Exercise goal >>
Find every line of the material that contains the string "progress", and copy each such line in full.
- - - - -
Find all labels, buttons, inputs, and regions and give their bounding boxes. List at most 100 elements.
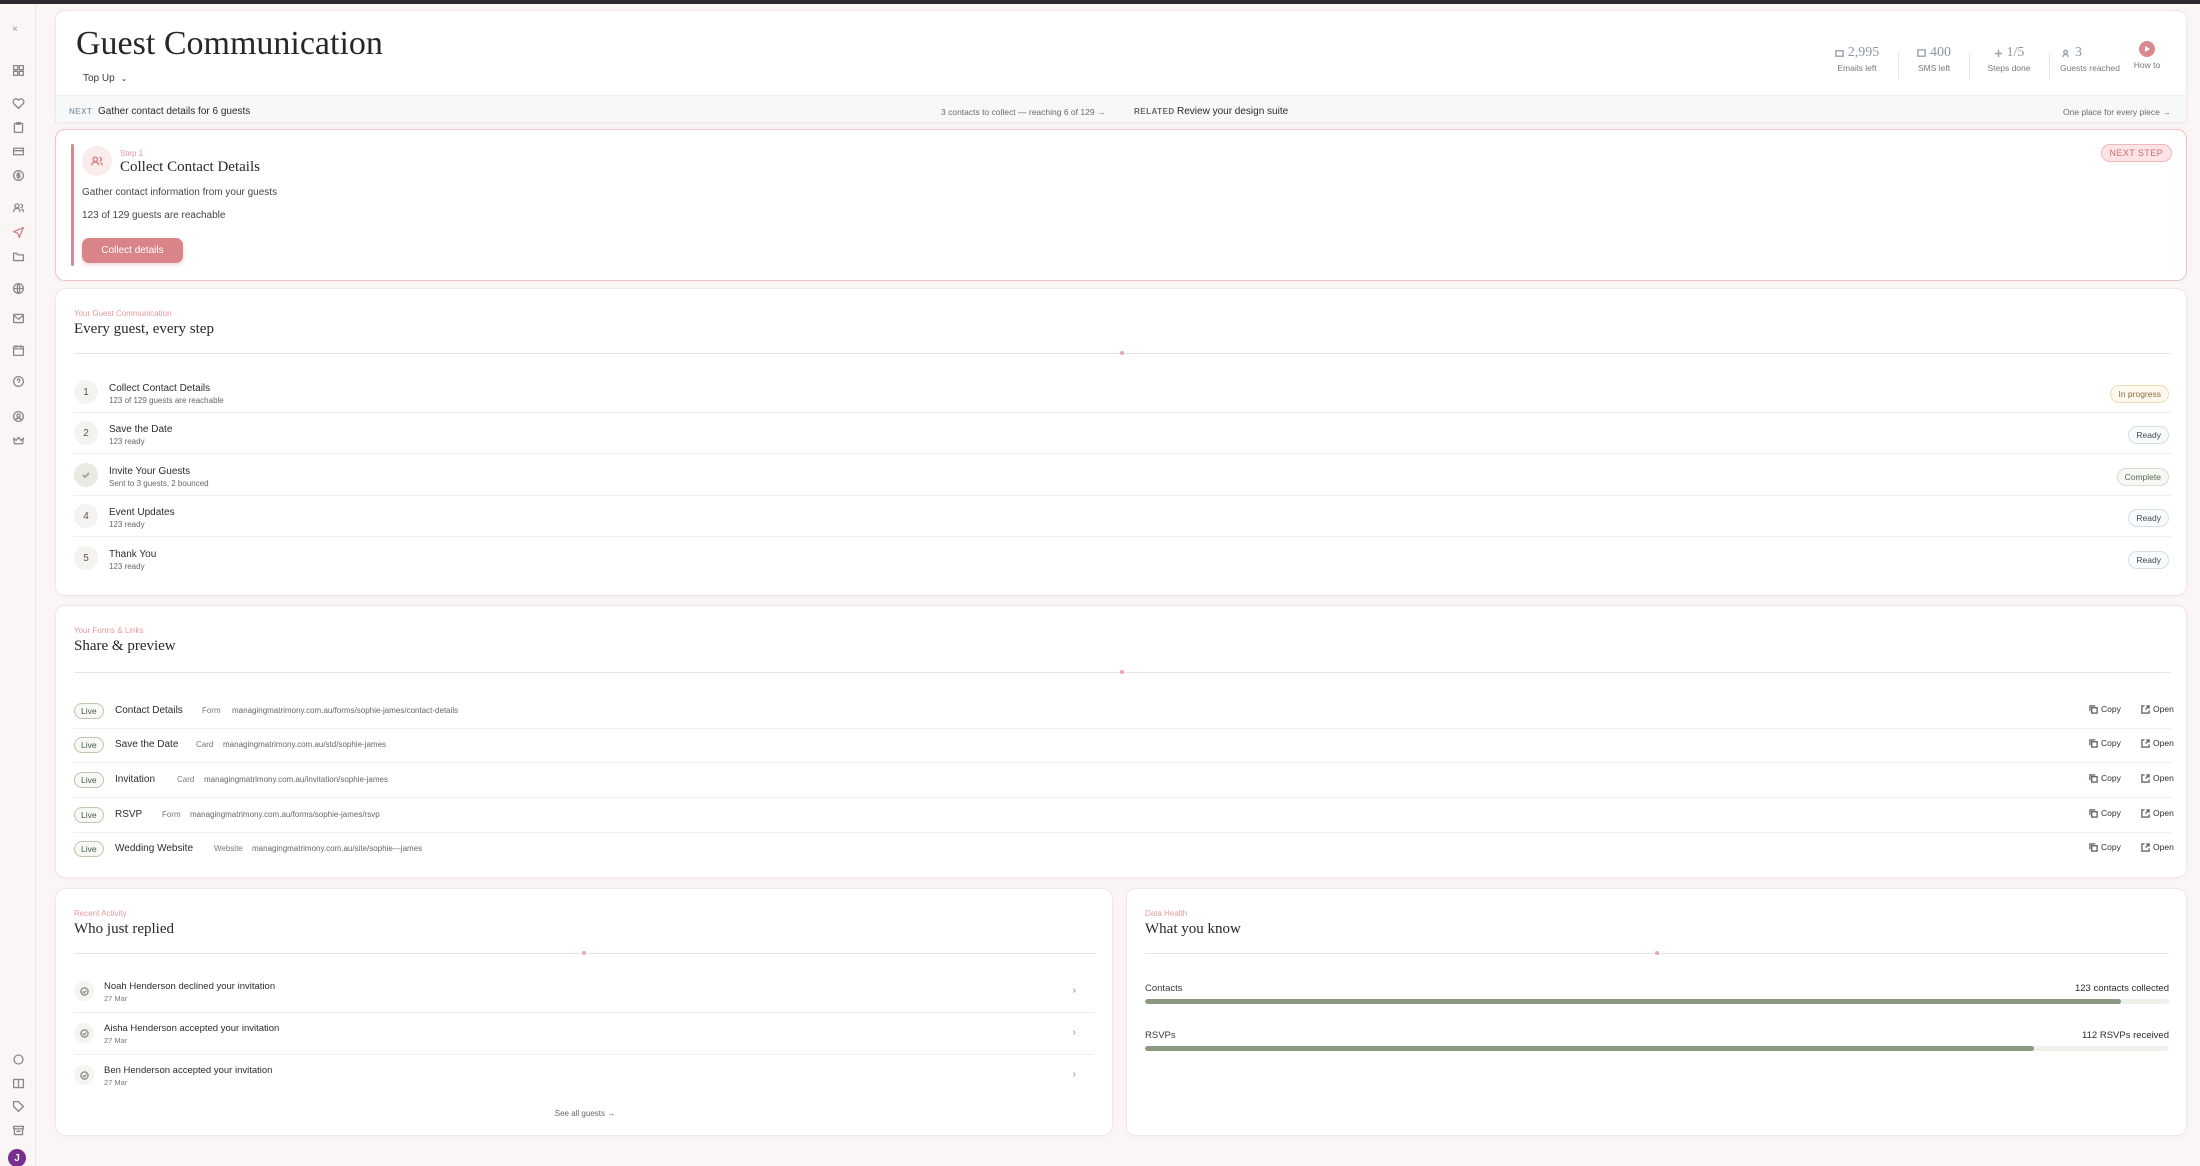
step-number-badge: 2 [74, 421, 98, 445]
status-badge: Complete [2116, 468, 2169, 486]
step-row[interactable]: 2 Save the Date 123 ready Ready [74, 413, 2171, 454]
stat-divider [2049, 53, 2050, 79]
collapse-sidebar-icon[interactable]: × [12, 24, 18, 35]
copy-button[interactable]: Copy [2089, 773, 2121, 783]
globe-icon[interactable] [10, 280, 26, 296]
step-row[interactable]: Invite Your Guests Sent to 3 guests, 2 b… [74, 455, 2171, 496]
how-to-button[interactable]: How to [2127, 41, 2167, 70]
folder-icon[interactable] [10, 248, 26, 264]
chevron-right-icon: › [1072, 1027, 1076, 1038]
status-badge: In progress [2110, 385, 2169, 403]
step-row[interactable]: 5 Thank You 123 ready Ready [74, 538, 2171, 579]
heart-icon[interactable] [10, 95, 26, 111]
stat-steps-done: 1/5 Steps done [1987, 45, 2031, 73]
check-circle-icon [74, 981, 94, 1001]
status-badge: Ready [2128, 551, 2169, 569]
divider-dot [582, 951, 586, 955]
collect-details-button[interactable]: Collect details [82, 238, 183, 263]
chevron-down-icon: ⌄ [120, 74, 128, 83]
chevron-right-icon: › [1072, 985, 1076, 996]
copy-button[interactable]: Copy [2089, 704, 2121, 714]
external-link-icon [2141, 808, 2150, 818]
users-icon [2062, 49, 2070, 57]
step-description: Gather contact information from your gue… [82, 187, 278, 198]
next-action-link[interactable]: Gather contact details for 6 guests [98, 106, 250, 117]
stat-sms-left: 400 SMS left [1917, 45, 1951, 73]
dollar-icon[interactable] [10, 167, 26, 183]
section-kicker: Recent Activity [74, 909, 127, 918]
link-url[interactable]: managingmatrimony.com.au/forms/sophie-ja… [190, 810, 380, 819]
avatar[interactable]: J [8, 1149, 26, 1166]
copy-button[interactable]: Copy [2089, 842, 2121, 852]
help-icon[interactable] [10, 373, 26, 389]
progress-fill [1145, 1046, 2034, 1051]
account-icon[interactable] [10, 408, 26, 424]
stat-divider [1969, 53, 1970, 79]
copy-icon [2089, 808, 2098, 818]
divider-dot [1120, 670, 1124, 674]
link-url[interactable]: managingmatrimony.com.au/site/sophie---j… [252, 844, 422, 853]
chat-icon[interactable] [10, 1051, 26, 1067]
related-link[interactable]: Review your design suite [1177, 106, 1288, 117]
guests-icon[interactable] [10, 199, 26, 215]
next-action-sub[interactable]: 3 contacts to collect — reaching 6 of 12… [941, 107, 1105, 117]
copy-icon [2089, 704, 2098, 714]
recent-activity-card: Recent Activity Who just replied Noah He… [55, 888, 1113, 1136]
link-url[interactable]: managingmatrimony.com.au/forms/sophie-ja… [232, 706, 458, 715]
activity-item[interactable]: Aisha Henderson accepted your invitation… [74, 1013, 1094, 1055]
step-row[interactable]: 4 Event Updates 123 ready Ready [74, 496, 2171, 537]
see-all-guests-link[interactable]: See all guests → [56, 1109, 1114, 1118]
send-icon[interactable] [10, 224, 26, 240]
book-icon[interactable] [10, 1075, 26, 1091]
next-step-badge: NEXT STEP [2100, 144, 2172, 162]
divider-dot [1120, 351, 1124, 355]
link-row: Live Wedding Website Website managingmat… [74, 832, 2174, 867]
open-button[interactable]: Open [2141, 842, 2174, 852]
top-up-label: Top Up [83, 73, 115, 84]
activity-item[interactable]: Ben Henderson accepted your invitation 2… [74, 1055, 1094, 1097]
external-link-icon [2141, 773, 2150, 783]
crown-icon[interactable] [10, 432, 26, 448]
calendar-icon[interactable] [10, 342, 26, 358]
link-url[interactable]: managingmatrimony.com.au/invitation/soph… [204, 775, 388, 784]
copy-button[interactable]: Copy [2089, 738, 2121, 748]
top-up-dropdown[interactable]: Top Up ⌄ [83, 73, 127, 84]
step-number-badge: 4 [74, 504, 98, 528]
link-url[interactable]: managingmatrimony.com.au/std/sophie-jame… [223, 740, 386, 749]
check-circle-icon [74, 1023, 94, 1043]
sidebar: × J [0, 4, 36, 1166]
status-badge: Ready [2128, 509, 2169, 527]
palette-icon[interactable] [10, 143, 26, 159]
open-button[interactable]: Open [2141, 738, 2174, 748]
check-icon [74, 463, 98, 487]
copy-icon [2089, 738, 2098, 748]
divider-dot [1655, 951, 1659, 955]
section-title: Share & preview [74, 638, 176, 654]
section-title: Who just replied [74, 921, 174, 937]
related-key: RELATED [1134, 107, 1175, 116]
step-number-badge: 5 [74, 546, 98, 570]
chevron-right-icon: › [1072, 1069, 1076, 1080]
archive-icon[interactable] [10, 1122, 26, 1138]
status-badge: Ready [2128, 426, 2169, 444]
section-kicker: Your Forms & Links [74, 626, 144, 635]
open-button[interactable]: Open [2141, 704, 2174, 714]
step-row[interactable]: 1 Collect Contact Details 123 of 129 gue… [74, 372, 2171, 413]
clipboard-icon[interactable] [10, 119, 26, 135]
mail-icon[interactable] [10, 310, 26, 326]
link-row: Live Contact Details Form managingmatrim… [74, 694, 2174, 729]
step-title: Collect Contact Details [120, 159, 260, 175]
related-sub[interactable]: One place for every piece → [2063, 107, 2171, 117]
copy-button[interactable]: Copy [2089, 808, 2121, 818]
live-badge: Live [74, 807, 104, 823]
activity-item[interactable]: Noah Henderson declined your invitation … [74, 971, 1094, 1013]
message-icon [1917, 48, 1926, 57]
stat-guests-reached: 3 Guests reached [2059, 45, 2120, 73]
link-row: Live Invitation Card managingmatrimony.c… [74, 763, 2174, 798]
open-button[interactable]: Open [2141, 808, 2174, 818]
open-button[interactable]: Open [2141, 773, 2174, 783]
arrow-right-icon: → [1096, 107, 1106, 117]
live-badge: Live [74, 772, 104, 788]
dashboard-icon[interactable] [10, 62, 26, 78]
tag-icon[interactable] [10, 1098, 26, 1114]
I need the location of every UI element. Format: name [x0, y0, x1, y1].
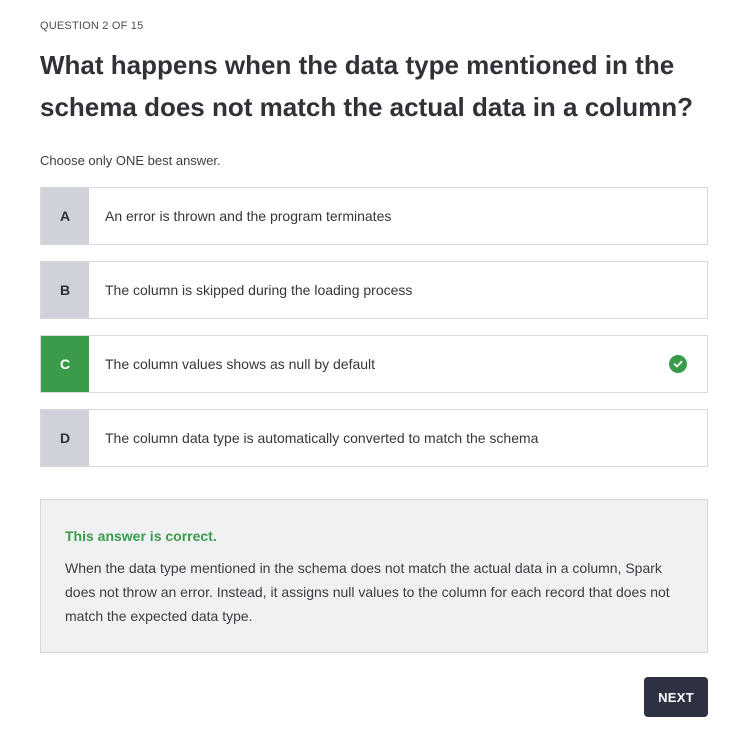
next-button[interactable]: NEXT — [644, 677, 708, 717]
option-text-d: The column data type is automatically co… — [105, 430, 539, 446]
answer-instruction: Choose only ONE best answer. — [40, 153, 221, 168]
feedback-verdict: This answer is correct. — [65, 528, 217, 544]
check-circle-icon — [669, 355, 687, 373]
option-text-b: The column is skipped during the loading… — [105, 282, 413, 298]
option-letter-d: D — [41, 410, 89, 466]
option-text-a: An error is thrown and the program termi… — [105, 208, 392, 224]
feedback-explanation: When the data type mentioned in the sche… — [65, 560, 670, 624]
option-letter-c: C — [41, 336, 89, 392]
option-letter-a: A — [41, 188, 89, 244]
answer-option-c[interactable]: C The column values shows as null by def… — [40, 335, 708, 393]
answer-option-b[interactable]: B The column is skipped during the loadi… — [40, 261, 708, 319]
answer-option-d[interactable]: D The column data type is automatically … — [40, 409, 708, 467]
answer-feedback-panel: This answer is correct. When the data ty… — [40, 499, 708, 653]
answer-option-a[interactable]: A An error is thrown and the program ter… — [40, 187, 708, 245]
question-counter: QUESTION 2 OF 15 — [40, 20, 144, 32]
option-letter-b: B — [41, 262, 89, 318]
question-text: What happens when the data type mentione… — [40, 50, 694, 122]
option-text-c: The column values shows as null by defau… — [105, 356, 376, 372]
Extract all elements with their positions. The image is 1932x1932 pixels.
- - - - -
The reply >>
status-badge: In progress [2110, 385, 2169, 403]
progress-fill [1145, 1046, 2034, 1051]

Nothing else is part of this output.